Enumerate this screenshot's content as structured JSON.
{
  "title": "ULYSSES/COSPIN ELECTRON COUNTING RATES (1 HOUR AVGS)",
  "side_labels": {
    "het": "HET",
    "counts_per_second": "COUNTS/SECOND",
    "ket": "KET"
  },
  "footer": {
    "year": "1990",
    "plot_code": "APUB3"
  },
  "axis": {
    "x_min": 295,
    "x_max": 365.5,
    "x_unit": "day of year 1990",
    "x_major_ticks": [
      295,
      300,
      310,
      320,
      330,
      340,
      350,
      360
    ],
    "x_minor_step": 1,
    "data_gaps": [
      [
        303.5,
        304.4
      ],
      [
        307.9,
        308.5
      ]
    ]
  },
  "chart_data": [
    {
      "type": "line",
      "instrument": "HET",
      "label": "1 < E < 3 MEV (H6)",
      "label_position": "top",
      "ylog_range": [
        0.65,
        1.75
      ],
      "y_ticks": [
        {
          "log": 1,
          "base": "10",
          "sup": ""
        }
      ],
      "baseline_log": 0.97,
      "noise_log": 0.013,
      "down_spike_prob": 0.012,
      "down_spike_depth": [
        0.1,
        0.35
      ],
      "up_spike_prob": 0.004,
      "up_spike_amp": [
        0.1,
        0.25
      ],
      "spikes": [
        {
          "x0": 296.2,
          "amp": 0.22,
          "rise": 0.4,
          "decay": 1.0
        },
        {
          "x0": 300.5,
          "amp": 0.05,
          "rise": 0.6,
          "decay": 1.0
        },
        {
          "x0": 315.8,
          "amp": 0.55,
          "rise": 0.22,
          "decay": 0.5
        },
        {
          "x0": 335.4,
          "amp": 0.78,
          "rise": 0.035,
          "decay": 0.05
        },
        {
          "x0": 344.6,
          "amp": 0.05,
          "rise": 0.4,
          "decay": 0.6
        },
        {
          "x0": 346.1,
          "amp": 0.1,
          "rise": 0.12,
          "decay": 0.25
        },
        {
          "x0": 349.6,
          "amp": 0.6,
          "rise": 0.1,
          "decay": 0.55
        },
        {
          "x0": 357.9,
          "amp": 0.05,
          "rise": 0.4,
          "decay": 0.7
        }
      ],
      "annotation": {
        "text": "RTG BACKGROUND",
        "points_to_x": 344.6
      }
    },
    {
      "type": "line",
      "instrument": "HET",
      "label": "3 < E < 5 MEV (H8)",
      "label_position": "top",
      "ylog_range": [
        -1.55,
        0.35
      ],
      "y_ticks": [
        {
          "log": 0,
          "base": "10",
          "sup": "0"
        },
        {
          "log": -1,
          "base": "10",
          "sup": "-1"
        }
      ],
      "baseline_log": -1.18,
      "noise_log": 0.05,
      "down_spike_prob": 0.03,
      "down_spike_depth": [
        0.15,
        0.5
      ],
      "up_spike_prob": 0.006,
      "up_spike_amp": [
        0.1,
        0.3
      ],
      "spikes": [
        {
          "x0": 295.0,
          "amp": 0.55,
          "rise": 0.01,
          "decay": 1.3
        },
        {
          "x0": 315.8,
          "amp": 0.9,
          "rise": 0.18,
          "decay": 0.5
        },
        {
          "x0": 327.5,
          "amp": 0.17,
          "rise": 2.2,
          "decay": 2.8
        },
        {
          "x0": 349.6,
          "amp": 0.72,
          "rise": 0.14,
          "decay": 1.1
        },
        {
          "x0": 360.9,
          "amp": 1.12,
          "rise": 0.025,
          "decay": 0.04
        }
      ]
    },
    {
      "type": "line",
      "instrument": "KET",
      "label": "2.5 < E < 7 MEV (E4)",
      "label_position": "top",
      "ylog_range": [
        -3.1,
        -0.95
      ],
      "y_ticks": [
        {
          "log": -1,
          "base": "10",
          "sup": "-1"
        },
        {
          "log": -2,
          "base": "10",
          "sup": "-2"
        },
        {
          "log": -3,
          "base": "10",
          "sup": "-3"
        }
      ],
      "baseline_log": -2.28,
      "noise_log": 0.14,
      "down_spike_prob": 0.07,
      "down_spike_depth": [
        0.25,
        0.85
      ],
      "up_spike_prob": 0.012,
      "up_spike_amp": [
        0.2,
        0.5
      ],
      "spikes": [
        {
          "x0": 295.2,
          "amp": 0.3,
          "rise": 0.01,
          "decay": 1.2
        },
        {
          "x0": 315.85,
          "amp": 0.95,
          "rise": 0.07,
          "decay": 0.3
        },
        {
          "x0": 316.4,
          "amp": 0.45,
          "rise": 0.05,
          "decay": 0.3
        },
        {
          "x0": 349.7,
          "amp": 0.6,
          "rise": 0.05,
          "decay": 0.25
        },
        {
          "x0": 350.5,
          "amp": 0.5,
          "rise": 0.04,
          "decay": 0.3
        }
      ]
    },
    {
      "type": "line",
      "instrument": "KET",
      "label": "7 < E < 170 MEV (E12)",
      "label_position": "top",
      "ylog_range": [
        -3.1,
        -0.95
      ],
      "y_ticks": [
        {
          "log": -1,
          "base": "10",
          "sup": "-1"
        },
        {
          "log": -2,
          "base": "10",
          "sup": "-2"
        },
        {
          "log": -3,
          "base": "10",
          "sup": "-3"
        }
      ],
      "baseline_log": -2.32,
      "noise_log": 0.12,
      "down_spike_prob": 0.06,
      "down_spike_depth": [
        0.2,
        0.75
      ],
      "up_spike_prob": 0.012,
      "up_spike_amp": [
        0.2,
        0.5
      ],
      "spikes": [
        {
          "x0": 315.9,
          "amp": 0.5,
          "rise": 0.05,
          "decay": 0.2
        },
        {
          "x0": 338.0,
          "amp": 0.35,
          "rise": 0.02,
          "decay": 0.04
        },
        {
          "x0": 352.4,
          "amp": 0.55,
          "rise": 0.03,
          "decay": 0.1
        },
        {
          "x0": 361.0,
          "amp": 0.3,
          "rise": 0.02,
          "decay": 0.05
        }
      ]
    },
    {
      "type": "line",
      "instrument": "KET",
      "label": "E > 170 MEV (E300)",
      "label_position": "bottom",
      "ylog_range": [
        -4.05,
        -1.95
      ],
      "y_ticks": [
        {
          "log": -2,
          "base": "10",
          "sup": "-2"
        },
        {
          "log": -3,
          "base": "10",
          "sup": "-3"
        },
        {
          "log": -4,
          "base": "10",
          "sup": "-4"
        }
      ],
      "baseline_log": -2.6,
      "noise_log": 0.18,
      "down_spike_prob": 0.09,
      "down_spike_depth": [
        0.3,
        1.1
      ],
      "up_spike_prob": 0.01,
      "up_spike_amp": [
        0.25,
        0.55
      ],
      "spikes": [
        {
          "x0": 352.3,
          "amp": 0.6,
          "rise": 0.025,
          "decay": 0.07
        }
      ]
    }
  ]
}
━━━━━━━━━━
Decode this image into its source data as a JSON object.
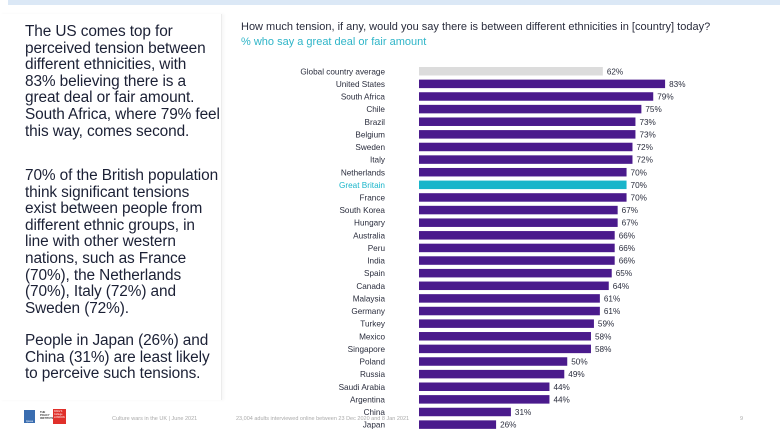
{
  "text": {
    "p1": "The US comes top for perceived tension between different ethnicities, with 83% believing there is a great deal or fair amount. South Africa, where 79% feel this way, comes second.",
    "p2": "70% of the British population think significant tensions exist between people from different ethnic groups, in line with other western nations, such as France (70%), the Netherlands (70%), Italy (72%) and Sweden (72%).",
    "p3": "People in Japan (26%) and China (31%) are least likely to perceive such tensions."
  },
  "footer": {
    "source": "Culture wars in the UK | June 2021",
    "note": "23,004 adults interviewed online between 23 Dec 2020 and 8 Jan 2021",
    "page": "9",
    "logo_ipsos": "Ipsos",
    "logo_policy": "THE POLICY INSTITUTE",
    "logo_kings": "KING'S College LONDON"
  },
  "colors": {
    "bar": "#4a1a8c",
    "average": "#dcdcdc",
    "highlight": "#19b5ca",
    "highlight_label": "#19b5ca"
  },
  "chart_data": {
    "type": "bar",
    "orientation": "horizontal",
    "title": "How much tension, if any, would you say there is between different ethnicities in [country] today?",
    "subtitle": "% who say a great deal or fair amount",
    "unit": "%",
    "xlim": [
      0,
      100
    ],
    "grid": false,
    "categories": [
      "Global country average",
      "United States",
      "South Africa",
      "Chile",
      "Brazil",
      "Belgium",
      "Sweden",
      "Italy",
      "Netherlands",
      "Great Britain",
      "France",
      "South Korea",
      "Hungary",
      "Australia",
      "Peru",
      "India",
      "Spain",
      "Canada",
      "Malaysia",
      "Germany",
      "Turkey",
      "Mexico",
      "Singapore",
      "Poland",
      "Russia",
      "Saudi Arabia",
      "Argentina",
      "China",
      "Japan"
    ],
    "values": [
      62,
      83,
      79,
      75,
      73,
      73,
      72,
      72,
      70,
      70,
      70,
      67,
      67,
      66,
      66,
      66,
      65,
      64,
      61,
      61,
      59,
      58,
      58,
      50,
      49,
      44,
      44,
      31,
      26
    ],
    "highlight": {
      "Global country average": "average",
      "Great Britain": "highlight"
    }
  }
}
━━━━━━━━━━
• Task description:
Pull out all lines from the entries above in which the word "between" appears.

• Complete output:
    "p1": "The US comes top for perceived tension between different ethnicities, with 83% believing there is a great deal or fair amount. South Africa, where 79% feel this way, comes second.",
    "p2": "70% of the British population think significant tensions exist between people from different ethnic groups, in line with other western nations, such as France (70%), the Netherlands (70%), Italy (72%) and Sweden (72%).",
    "note": "23,004 adults interviewed online between 23 Dec 2020 and 8 Jan 2021",
    "title": "How much tension, if any, would you say there is between different ethnicities in [country] today?",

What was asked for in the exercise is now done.